TO BE DONE:
Transcribe each record exactly. Include every one.

TASK INPUTS:
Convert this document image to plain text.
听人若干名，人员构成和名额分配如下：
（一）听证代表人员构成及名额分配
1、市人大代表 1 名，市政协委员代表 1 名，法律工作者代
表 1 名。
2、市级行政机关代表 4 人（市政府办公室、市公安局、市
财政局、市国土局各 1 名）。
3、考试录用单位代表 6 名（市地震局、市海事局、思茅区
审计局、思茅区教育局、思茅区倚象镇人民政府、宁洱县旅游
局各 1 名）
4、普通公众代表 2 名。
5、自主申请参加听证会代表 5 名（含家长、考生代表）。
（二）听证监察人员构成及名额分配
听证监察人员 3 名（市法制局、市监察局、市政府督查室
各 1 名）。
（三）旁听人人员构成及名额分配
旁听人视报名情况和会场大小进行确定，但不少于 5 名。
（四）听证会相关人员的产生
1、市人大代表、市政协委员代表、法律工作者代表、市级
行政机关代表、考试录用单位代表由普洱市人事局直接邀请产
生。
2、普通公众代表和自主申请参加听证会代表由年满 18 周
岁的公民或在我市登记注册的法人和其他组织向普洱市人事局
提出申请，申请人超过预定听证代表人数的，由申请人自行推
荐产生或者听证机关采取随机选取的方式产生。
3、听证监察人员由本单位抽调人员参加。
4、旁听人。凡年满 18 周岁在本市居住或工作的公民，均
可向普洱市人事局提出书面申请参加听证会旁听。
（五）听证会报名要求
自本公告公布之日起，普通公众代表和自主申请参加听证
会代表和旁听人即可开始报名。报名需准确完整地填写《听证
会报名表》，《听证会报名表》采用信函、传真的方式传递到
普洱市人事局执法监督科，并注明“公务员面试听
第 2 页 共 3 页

TASK ANSWER:
Convert this document image to plain text.
听人若干名，人员构成和名额分配如下：
（一）听证代表人员构成及名额分配
1、市人大代表 1 名，市政协委员代表 1 名，法律工作者代
表 1 名。
2、市级行政机关代表 4 人（市政府办公室、市公安局、市
财政局、市国土局各 1 名）。
3、考试录用单位代表 6 名（市地震局、市海事局、思茅区
审计局、思茅区教育局、思茅区倚象镇人民政府、宁洱县旅游
局各 1 名）
4、普通公众代表 2 名。
5、自主申请参加听证会代表 5 名（含家长、考生代表）。
（二）听证监察人员构成及名额分配
听证监察人员 3 名（市法制局、市监察局、市政府督查室
各 1 名）。
（三）旁听人人员构成及名额分配
旁听人视报名情况和会场大小进行确定，但不少于 5 名。
（四）听证会相关人员的产生
1、市人大代表、市政协委员代表、法律工作者代表、市级
行政机关代表、考试录用单位代表由普洱市人事局直接邀请产
生。
2、普通公众代表和自主申请参加听证会代表由年满 18 周
岁的公民或在我市登记注册的法人和其他组织向普洱市人事局
提出申请，申请人超过预定听证代表人数的，由申请人自行推
荐产生或者听证机关采取随机选取的方式产生。
3、听证监察人员由本单位抽调人员参加。
4、旁听人。凡年满 18 周岁在本市居住或工作的公民，均
可向普洱市人事局提出书面申请参加听证会旁听。
（五）听证会报名要求
自本公告公布之日起，普通公众代表和自主申请参加听证
会代表和旁听人即可开始报名。报名需准确完整地填写《听证
会报名表》，《听证会报名表》采用信函、传真的方式传递到
普洱市人事局执法监督科，并注明“公务员面试听
第 2 页 共 3 页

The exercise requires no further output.